◆ What you are asked to do
Write out all the data again, exactly as it stands.

◆ Raw records
'''
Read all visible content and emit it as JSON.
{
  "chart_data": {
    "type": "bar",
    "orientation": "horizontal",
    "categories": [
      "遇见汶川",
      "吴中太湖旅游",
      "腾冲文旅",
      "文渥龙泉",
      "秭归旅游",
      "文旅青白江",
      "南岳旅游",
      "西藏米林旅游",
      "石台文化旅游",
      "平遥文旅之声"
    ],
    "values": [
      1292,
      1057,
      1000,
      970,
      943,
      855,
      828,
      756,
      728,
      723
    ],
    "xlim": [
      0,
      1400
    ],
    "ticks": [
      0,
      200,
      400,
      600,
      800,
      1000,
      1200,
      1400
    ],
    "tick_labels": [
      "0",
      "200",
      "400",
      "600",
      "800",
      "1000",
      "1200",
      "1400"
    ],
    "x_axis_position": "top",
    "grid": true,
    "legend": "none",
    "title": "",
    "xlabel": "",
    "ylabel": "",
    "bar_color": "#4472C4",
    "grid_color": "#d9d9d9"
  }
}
'''
◆ Correct result
Read all visible content and emit it as JSON.
{
  "chart_data": {
    "type": "bar",
    "orientation": "horizontal",
    "categories": [
      "遇见汶川",
      "吴中太湖旅游",
      "腾冲文旅",
      "文渥龙泉",
      "秭归旅游",
      "文旅青白江",
      "南岳旅游",
      "西藏米林旅游",
      "石台文化旅游",
      "平遥文旅之声"
    ],
    "values": [
      1292,
      1057,
      1000,
      970,
      943,
      855,
      828,
      756,
      728,
      723
    ],
    "xlim": [
      0,
      1400
    ],
    "ticks": [
      0,
      200,
      400,
      600,
      800,
      1000,
      1200,
      1400
    ],
    "tick_labels": [
      "0",
      "200",
      "400",
      "600",
      "800",
      "1000",
      "1200",
      "1400"
    ],
    "x_axis_position": "top",
    "grid": true,
    "legend": "none",
    "title": "",
    "xlabel": "",
    "ylabel": "",
    "bar_color": "#4472C4",
    "grid_color": "#d9d9d9"
  }
}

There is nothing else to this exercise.